# coupe syllabique des mots avec les groupes -sci- et -sce-



## ryba

Bonjour !

Je voudrais savoir comment doit-on couper les mots qui contiennent les groupes -sce- et -sce-:


piscine : *pi-scine* ou *pis-cine*

disciple : *di-sciple* ou *dis-ciple*

susceptible : *su-scep-tible* ou *sus-cep-tible

*descendre:* de-scendre* ou *des-cendre.


* Merci beaucoup d'avance.


----------



## tie-break

Voici ma tentative mais je ne suis pas sûr d'avoir bien fait...




ryba said:


> Bonjour !
> 
> Je voudrais savoir comment doit-on couper les mots qui contiennent les groupes -sce- et -sce-:
> 
> 
> piscine : *pi-scine* ou *pis-cine    pi-sci-ne*
> 
> disciple : *di-sciple* ou *dis-ciple  di-sci-ple*
> 
> susceptible : *su-scep-tible* ou *sus-cep-tible* *sus-cep-ti-ble*
> descendre:* de-scendre* ou *des-cendre.  de-scen-dre*
> 
> 
> Merci beaucoup d'avance.


----------



## ryba

Ah, e muet... 

Merci, Tie-Break.


----------



## Maître Capello

Il faut faire la coupure entre ces deux consonnes.



ryba said:


> piscine : *pi-scine* ou *pis-cine* pis-cine
> 
> disciple : *di-sciple* ou *dis-ciple* dis-ciple
> 
> susceptible : *su-scep-tible* ou *sus-cep-tible * sus-cep-tible
> descendre:* de-scendre* ou *des-cendre.* des-cendre


----------



## Thomas1

Maître Capello said:


> Il faut faire la coupure entre ces deux consonnes.
> 
> 
> 
> piscine : *pi-scine* ou *pis-cine* pis-cine
> 
> disciple : *di-sciple* ou *dis-ciple* dis-ciple
> 
> susceptible : *su-scep-tible* ou *sus-cep-tible * sus-cep-tible
> descendre:* de-scendre* ou *des-cendre.* des-cendre
Click to expand...

Est-ce que les « s » sont muets dans la prémière syllabe ? Les deux derniers mots m'interessent le plus.

Merci,
Thomas


----------



## Nanon

Thomas, dans la prononciation de tous ces mots, il n'y a qu'un seul [s]. Un double s serait très affecté... 
Ceci est indépendant de la césure, à placer à l'écrit entre deux consonnes (ce sont les _graphèmes _qu'il faut prendre en compte ici).
Tout sur les coupures ici.


----------



## CapnPrep

Voici encore plus sur les coupures. On notera que toutes les sources ne donnent pas les mêmes règles, et pour un même mot, plusieurs coupures sont parfois possibles.

════════════════

## [CONSIGNE]
Recopiez fidèlement, dans la discussion sur la coupe syllabique ci-dessus, le passage allant de « ## CapnPrep » jusqu'à « sont parfois possibles. ».

## [DONNÉES]

════════════════

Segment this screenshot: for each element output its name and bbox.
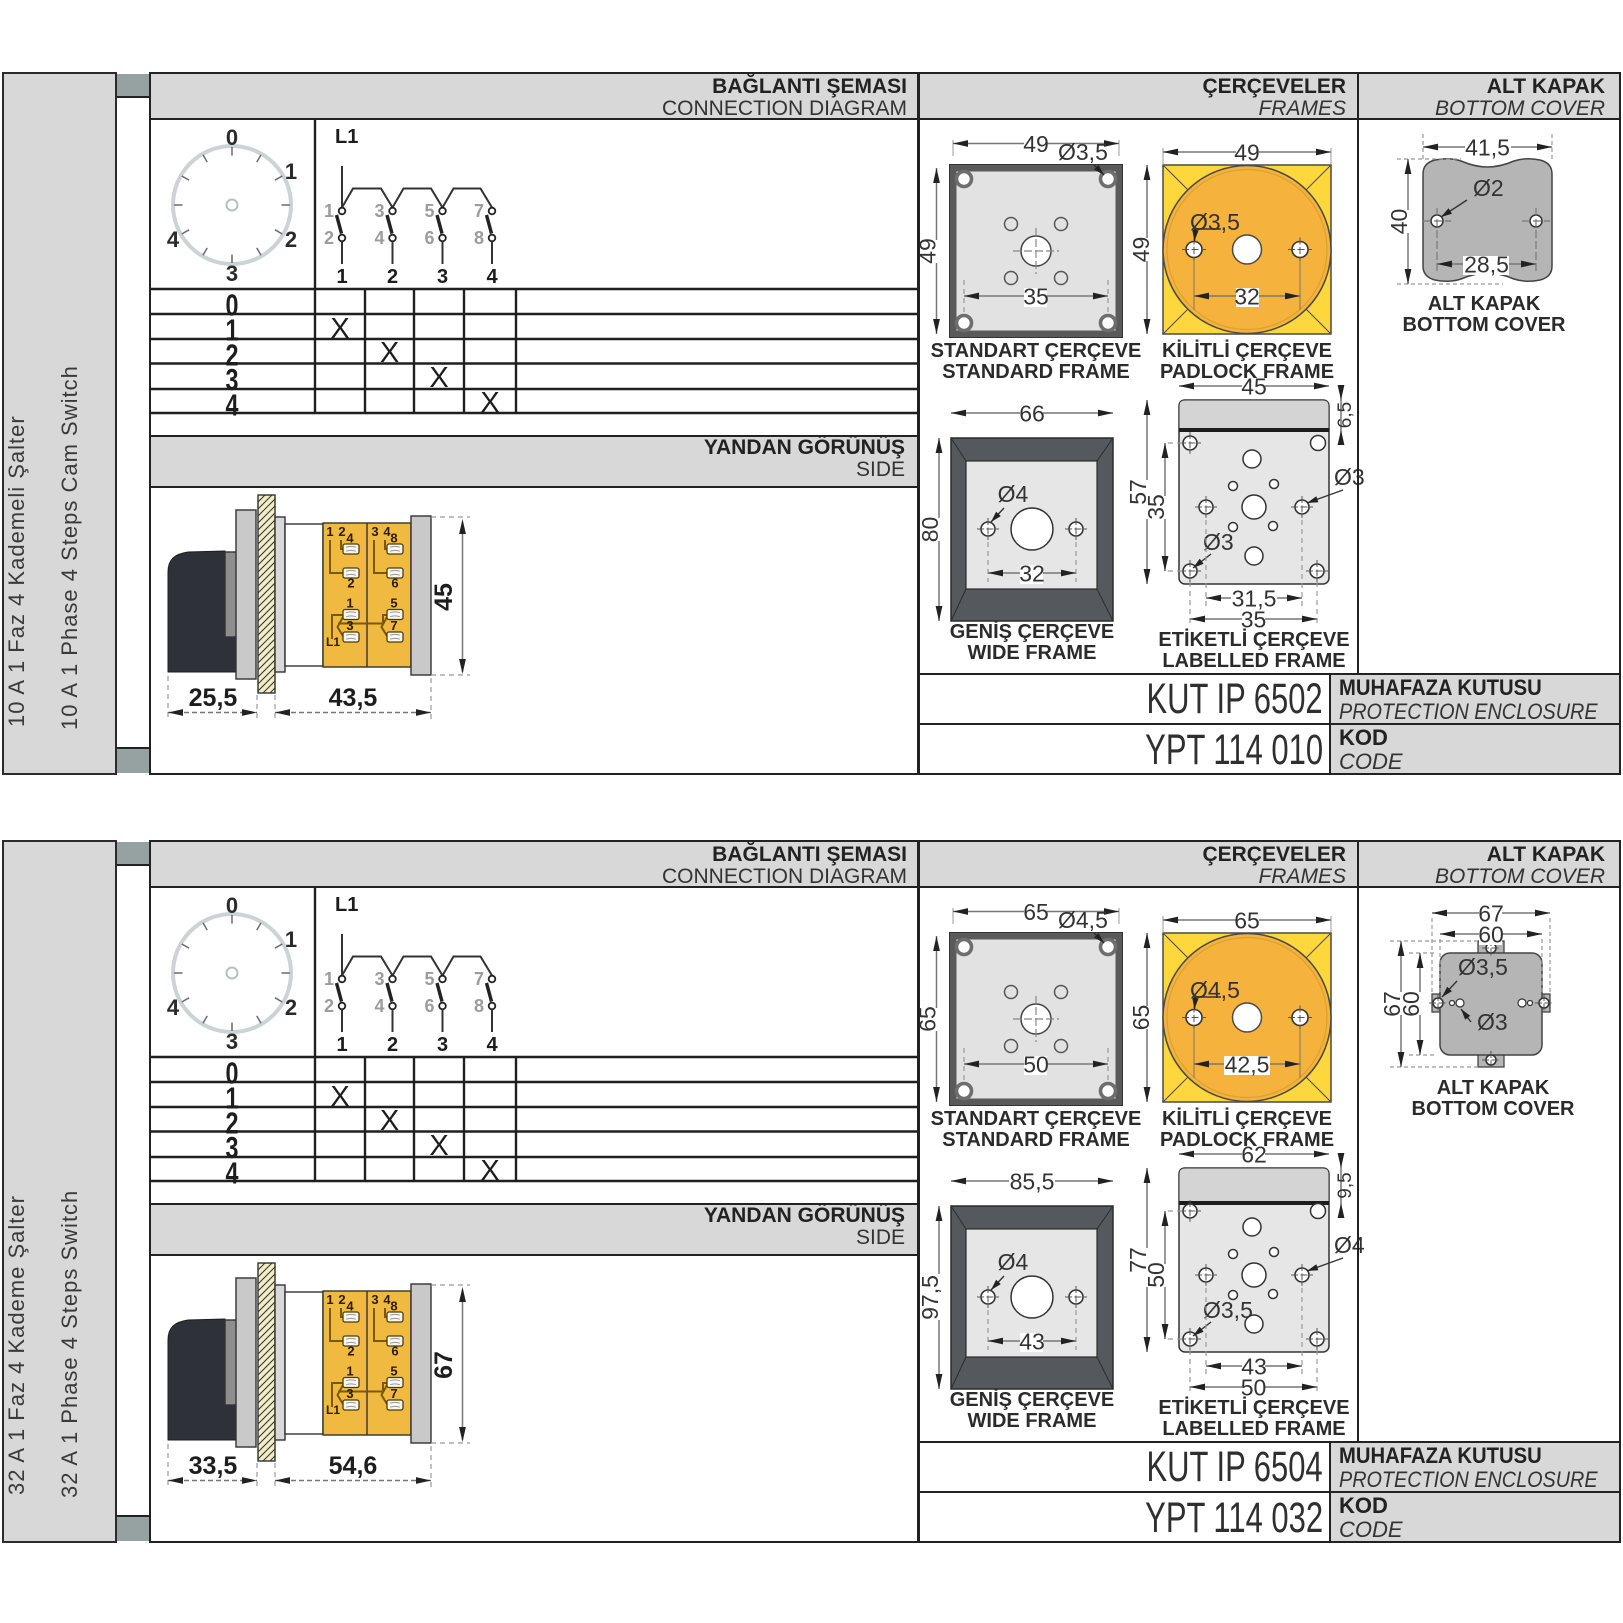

════════════════

## [CORRIGÉ]
## CapnPrep

Voici encore plus sur les coupures. On notera que toutes les sources ne donnent pas les mêmes règles, et pour un même mot, plusieurs coupures sont parfois possibles.